- [Aim of the exercise]:
Search the data for the word "διαιρέτου". Reproduce every line where it is found.

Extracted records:

=-=-=

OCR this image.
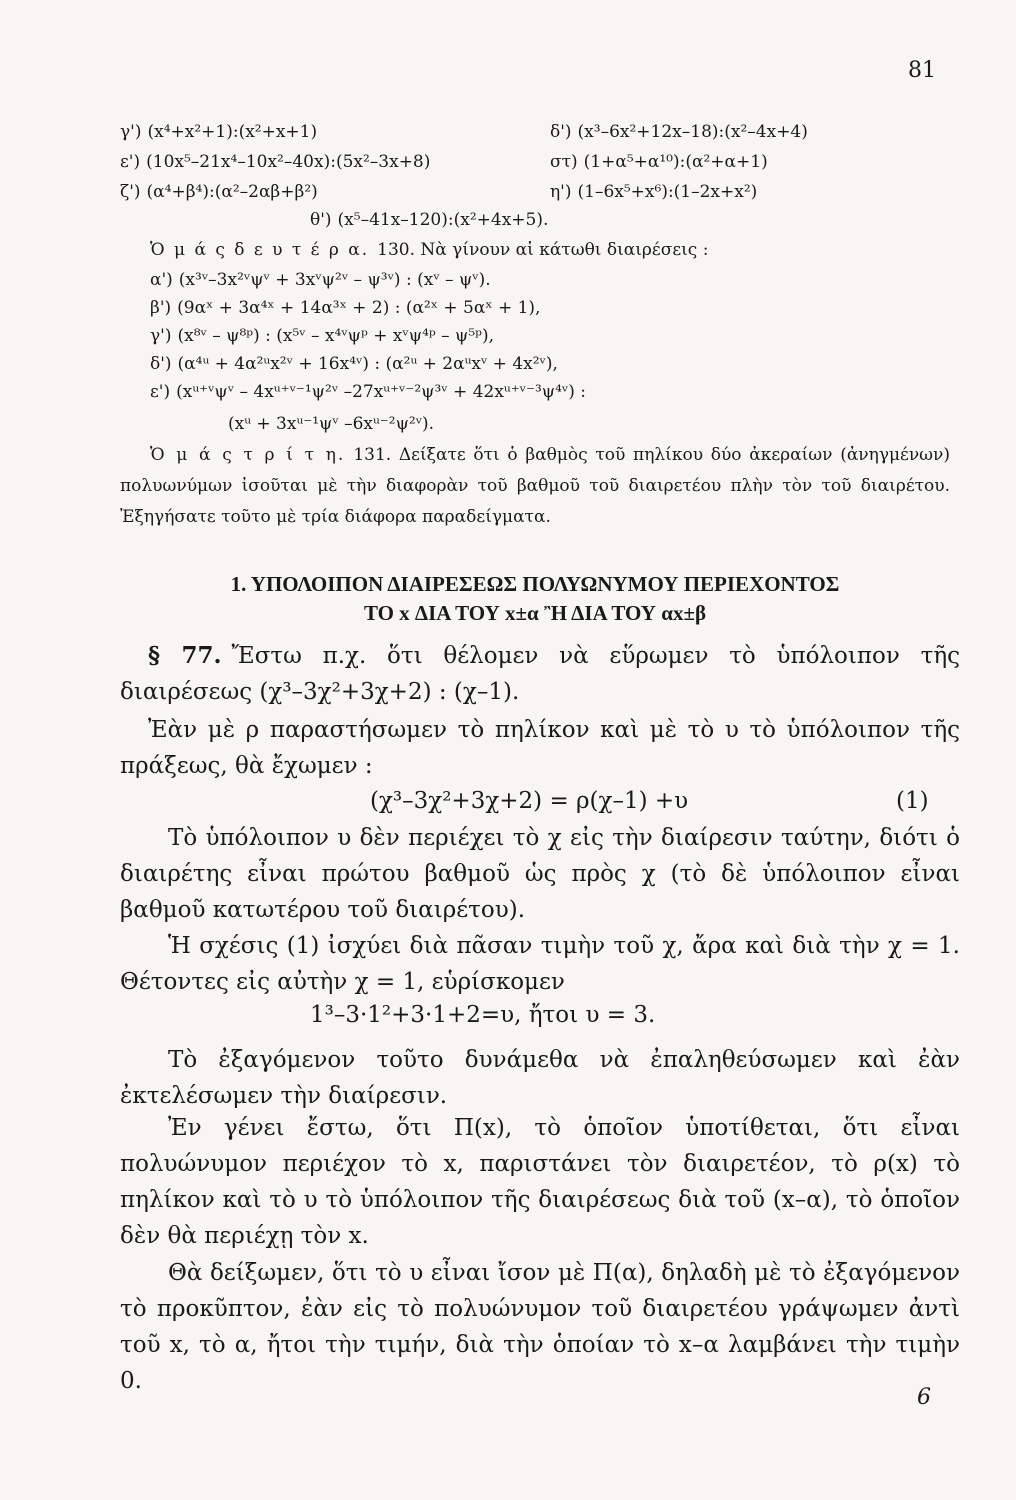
81
γ') (x⁴+x²+1):(x²+x+1)	δ') (x³–6x²+12x–18):(x²–4x+4)
ε') (10x⁵–21x⁴–10x²–40x):(5x²–3x+8)	στ) (1+α⁵+α¹⁰):(α²+α+1)
ζ') (α⁴+β⁴):(α²–2αβ+β²)	η') (1–6x⁵+x⁶):(1–2x+x²)
θ') (x⁵–41x–120):(x²+4x+5).
Ὁ μ ά ς δ ε υ τ έ ρ α. 130. Νὰ γίνουν αἱ κάτωθι διαιρέσεις :
α') (x³ᵛ–3x²ᵛψᵛ + 3xᵛψ²ᵛ – ψ³ᵛ) : (xᵛ – ψᵛ).
β') (9αˣ + 3α⁴ˣ + 14α³ˣ + 2) : (α²ˣ + 5αˣ + 1),
γ') (x⁸ᵛ – ψ⁸ᵖ) : (x⁵ᵛ – x⁴ᵛψᵖ + xᵛψ⁴ᵖ – ψ⁵ᵖ),
δ') (α⁴ᵘ + 4α²ᵘx²ᵛ + 16x⁴ᵛ) : (α²ᵘ + 2αᵘxᵛ + 4x²ᵛ),
ε') (xᵘ⁺ᵛψᵛ – 4xᵘ⁺ᵛ⁻¹ψ²ᵛ –27xᵘ⁺ᵛ⁻²ψ³ᵛ + 42xᵘ⁺ᵛ⁻³ψ⁴ᵛ) :
(xᵘ + 3xᵘ⁻¹ψᵛ –6xᵘ⁻²ψ²ᵛ).
Ὁ μ ά ς τ ρ ί τ η. 131. Δείξατε ὅτι ὁ βαθμὸς τοῦ πηλίκου δύο ἀκεραίων (ἀνηγμένων) πολυωνύμων ἰσοῦται μὲ τὴν διαφορὰν τοῦ βαθμοῦ τοῦ διαιρετέου πλὴν τὸν τοῦ διαιρέτου. Ἐξηγήσατε τοῦτο μὲ τρία διάφορα παραδείγματα.
1. ΥΠΟΛΟΙΠΟΝ ΔΙΑΙΡΕΣΕΩΣ ΠΟΛΥΩΝΥΜΟΥ ΠΕΡΙΕΧΟΝΤΟΣ
ΤΟ x ΔΙΑ ΤΟΥ x±α Ἢ ΔΙΑ ΤΟΥ αx±β
§ 77. Ἔστω π.χ. ὅτι θέλομεν νὰ εὕρωμεν τὸ ὑπόλοιπον τῆς διαιρέσεως (χ³–3χ²+3χ+2) : (χ–1).
Ἐὰν μὲ ρ παραστήσωμεν τὸ πηλίκον καὶ μὲ τὸ υ τὸ ὑπόλοιπον τῆς πράξεως, θὰ ἔχωμεν :
(χ³–3χ²+3χ+2) = ρ(χ–1) +υ	(1)
Τὸ ὑπόλοιπον υ δὲν περιέχει τὸ χ εἰς τὴν διαίρεσιν ταύτην, διότι ὁ διαιρέτης εἶναι πρώτου βαθμοῦ ὡς πρὸς χ (τὸ δὲ ὑπόλοιπον εἶναι βαθμοῦ κατωτέρου τοῦ διαιρέτου).
Ἡ σχέσις (1) ἰσχύει διὰ πᾶσαν τιμὴν τοῦ χ, ἄρα καὶ διὰ τὴν χ = 1. Θέτοντες εἰς αὐτὴν χ = 1, εὑρίσκομεν
1³–3·1²+3·1+2=υ, ἤτοι υ = 3.
Τὸ ἐξαγόμενον τοῦτο δυνάμεθα νὰ ἐπαληθεύσωμεν καὶ ἐὰν ἐκτελέσωμεν τὴν διαίρεσιν.
Ἐν γένει ἔστω, ὅτι Π(x), τὸ ὁποῖον ὑποτίθεται, ὅτι εἶναι πολυώνυμον περιέχον τὸ x, παριστάνει τὸν διαιρετέον, τὸ ρ(x) τὸ πηλίκον καὶ τὸ υ τὸ ὑπόλοιπον τῆς διαιρέσεως διὰ τοῦ (x–α), τὸ ὁποῖον δὲν θὰ περιέχῃ τὸν x.
Θὰ δείξωμεν, ὅτι τὸ υ εἶναι ἴσον μὲ Π(α), δηλαδὴ μὲ τὸ ἐξαγόμενον τὸ προκῦπτον, ἐὰν εἰς τὸ πολυώνυμον τοῦ διαιρετέου γράψωμεν ἀντὶ τοῦ x, τὸ α, ἤτοι τὴν τιμήν, διὰ τὴν ὁποίαν τὸ x–α λαμβάνει τὴν τιμὴν 0.
6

=-=-=

- [Task solution]:
Ὁ μ ά ς τ ρ ί τ η. 131. Δείξατε ὅτι ὁ βαθμὸς τοῦ πηλίκου δύο ἀκεραίων (ἀνηγμένων) πολυωνύμων ἰσοῦται μὲ τὴν διαφορὰν τοῦ βαθμοῦ τοῦ διαιρετέου πλὴν τὸν τοῦ διαιρέτου. Ἐξηγήσατε τοῦτο μὲ τρία διάφορα παραδείγματα.
Τὸ ὑπόλοιπον υ δὲν περιέχει τὸ χ εἰς τὴν διαίρεσιν ταύτην, διότι ὁ διαιρέτης εἶναι πρώτου βαθμοῦ ὡς πρὸς χ (τὸ δὲ ὑπόλοιπον εἶναι βαθμοῦ κατωτέρου τοῦ διαιρέτου).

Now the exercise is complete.